MATERIAL PROVIDED
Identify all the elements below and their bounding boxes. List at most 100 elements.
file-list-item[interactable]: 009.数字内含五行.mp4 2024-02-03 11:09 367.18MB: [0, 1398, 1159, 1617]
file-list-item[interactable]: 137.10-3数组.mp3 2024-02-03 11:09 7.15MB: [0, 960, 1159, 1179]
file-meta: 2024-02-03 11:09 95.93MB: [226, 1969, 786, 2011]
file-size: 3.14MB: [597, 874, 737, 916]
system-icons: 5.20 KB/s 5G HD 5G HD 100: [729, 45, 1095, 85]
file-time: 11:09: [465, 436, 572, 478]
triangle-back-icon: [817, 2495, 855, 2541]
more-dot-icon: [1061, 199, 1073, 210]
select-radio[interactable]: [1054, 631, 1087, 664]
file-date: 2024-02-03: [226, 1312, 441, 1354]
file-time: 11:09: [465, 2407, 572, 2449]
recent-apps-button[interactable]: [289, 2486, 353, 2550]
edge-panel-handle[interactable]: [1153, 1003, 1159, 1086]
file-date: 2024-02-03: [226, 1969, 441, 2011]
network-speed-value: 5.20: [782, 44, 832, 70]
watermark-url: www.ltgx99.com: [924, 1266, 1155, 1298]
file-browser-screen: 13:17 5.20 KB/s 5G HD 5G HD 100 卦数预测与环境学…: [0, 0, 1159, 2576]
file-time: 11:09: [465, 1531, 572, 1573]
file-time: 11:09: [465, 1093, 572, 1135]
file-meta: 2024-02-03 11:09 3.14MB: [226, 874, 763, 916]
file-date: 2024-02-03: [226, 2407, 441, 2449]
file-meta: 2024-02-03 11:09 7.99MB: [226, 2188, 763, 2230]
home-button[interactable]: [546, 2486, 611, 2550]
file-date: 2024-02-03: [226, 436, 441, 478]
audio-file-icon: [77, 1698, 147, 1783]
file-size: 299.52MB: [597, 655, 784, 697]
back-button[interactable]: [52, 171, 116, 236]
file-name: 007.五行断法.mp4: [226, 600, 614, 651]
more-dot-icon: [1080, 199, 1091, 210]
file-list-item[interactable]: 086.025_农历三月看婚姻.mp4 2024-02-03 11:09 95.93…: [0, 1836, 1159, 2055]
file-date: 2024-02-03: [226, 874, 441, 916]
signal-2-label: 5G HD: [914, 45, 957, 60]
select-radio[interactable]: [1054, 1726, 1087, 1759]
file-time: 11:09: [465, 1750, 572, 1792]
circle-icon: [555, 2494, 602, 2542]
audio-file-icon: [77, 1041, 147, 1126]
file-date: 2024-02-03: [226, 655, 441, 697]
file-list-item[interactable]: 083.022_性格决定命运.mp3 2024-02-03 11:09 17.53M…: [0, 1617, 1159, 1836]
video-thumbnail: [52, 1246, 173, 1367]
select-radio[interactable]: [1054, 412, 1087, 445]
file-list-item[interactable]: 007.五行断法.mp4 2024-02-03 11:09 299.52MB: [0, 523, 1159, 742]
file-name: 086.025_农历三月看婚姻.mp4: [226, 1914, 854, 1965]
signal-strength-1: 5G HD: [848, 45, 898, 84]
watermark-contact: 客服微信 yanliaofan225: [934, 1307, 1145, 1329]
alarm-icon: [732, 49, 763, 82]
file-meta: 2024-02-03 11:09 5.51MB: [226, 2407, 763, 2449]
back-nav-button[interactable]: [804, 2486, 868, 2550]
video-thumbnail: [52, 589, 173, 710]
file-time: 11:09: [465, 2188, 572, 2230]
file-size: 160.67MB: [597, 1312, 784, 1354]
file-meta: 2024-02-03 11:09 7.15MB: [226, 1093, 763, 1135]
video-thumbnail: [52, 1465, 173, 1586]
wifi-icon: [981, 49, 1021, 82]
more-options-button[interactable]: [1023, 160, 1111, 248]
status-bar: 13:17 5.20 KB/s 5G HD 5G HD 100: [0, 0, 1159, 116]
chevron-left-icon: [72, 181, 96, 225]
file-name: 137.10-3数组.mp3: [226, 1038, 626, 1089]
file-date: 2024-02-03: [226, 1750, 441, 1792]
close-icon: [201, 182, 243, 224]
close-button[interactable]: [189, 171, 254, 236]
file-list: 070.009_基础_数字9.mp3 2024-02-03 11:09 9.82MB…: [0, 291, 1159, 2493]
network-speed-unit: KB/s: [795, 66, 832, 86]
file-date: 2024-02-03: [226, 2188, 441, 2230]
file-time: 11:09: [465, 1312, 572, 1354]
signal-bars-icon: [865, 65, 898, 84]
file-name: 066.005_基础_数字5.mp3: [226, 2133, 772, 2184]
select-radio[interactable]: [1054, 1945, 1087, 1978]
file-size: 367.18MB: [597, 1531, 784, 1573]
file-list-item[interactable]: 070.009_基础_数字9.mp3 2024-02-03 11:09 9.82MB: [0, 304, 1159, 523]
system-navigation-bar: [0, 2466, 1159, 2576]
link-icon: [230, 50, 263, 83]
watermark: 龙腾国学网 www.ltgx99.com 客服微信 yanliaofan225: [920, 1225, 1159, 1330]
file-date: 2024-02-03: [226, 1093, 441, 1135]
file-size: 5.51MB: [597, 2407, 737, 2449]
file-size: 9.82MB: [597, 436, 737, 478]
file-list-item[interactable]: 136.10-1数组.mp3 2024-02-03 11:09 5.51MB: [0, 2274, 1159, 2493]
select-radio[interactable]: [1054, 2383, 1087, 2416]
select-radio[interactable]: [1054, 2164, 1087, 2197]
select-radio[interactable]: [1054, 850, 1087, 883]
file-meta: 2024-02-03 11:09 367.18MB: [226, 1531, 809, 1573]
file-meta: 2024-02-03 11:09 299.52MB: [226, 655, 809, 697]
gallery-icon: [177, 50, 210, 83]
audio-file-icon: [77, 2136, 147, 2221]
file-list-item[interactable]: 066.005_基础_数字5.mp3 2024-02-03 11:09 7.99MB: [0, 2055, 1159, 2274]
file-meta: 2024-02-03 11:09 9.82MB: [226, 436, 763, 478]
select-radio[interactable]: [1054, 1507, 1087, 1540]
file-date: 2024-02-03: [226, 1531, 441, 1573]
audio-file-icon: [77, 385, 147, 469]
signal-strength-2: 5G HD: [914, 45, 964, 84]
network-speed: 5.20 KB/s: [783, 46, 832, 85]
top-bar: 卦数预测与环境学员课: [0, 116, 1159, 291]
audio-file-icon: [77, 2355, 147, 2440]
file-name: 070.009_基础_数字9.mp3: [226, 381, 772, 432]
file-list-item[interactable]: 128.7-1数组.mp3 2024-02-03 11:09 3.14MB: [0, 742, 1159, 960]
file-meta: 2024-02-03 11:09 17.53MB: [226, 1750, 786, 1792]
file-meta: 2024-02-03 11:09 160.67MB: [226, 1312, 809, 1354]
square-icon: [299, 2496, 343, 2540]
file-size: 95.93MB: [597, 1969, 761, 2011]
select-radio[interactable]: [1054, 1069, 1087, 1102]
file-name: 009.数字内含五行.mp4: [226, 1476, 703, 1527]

YOUR OBJECTIVE
Revise the records from the first line through the line containing "file-meta: 2024-02-03 11:09 3.14MB: [226, 874, 763, 916]", replacing every "file-time" with "time-label" and leaving everything else as it is. Give back only those lines.

THE COMPLETED TASK
Identify all the elements below and their bounding boxes. List at most 100 elements.
file-list-item[interactable]: 009.数字内含五行.mp4 2024-02-03 11:09 367.18MB: [0, 1398, 1159, 1617]
file-list-item[interactable]: 137.10-3数组.mp3 2024-02-03 11:09 7.15MB: [0, 960, 1159, 1179]
file-meta: 2024-02-03 11:09 95.93MB: [226, 1969, 786, 2011]
file-size: 3.14MB: [597, 874, 737, 916]
system-icons: 5.20 KB/s 5G HD 5G HD 100: [729, 45, 1095, 85]
time-label: 11:09: [465, 436, 572, 478]
triangle-back-icon: [817, 2495, 855, 2541]
more-dot-icon: [1061, 199, 1073, 210]
select-radio[interactable]: [1054, 631, 1087, 664]
file-date: 2024-02-03: [226, 1312, 441, 1354]
time-label: 11:09: [465, 2407, 572, 2449]
recent-apps-button[interactable]: [289, 2486, 353, 2550]
edge-panel-handle[interactable]: [1153, 1003, 1159, 1086]
file-date: 2024-02-03: [226, 1969, 441, 2011]
network-speed-value: 5.20: [782, 44, 832, 70]
watermark-url: www.ltgx99.com: [924, 1266, 1155, 1298]
file-browser-screen: 13:17 5.20 KB/s 5G HD 5G HD 100 卦数预测与环境学…: [0, 0, 1159, 2576]
time-label: 11:09: [465, 1531, 572, 1573]
time-label: 11:09: [465, 1093, 572, 1135]
file-meta: 2024-02-03 11:09 3.14MB: [226, 874, 763, 916]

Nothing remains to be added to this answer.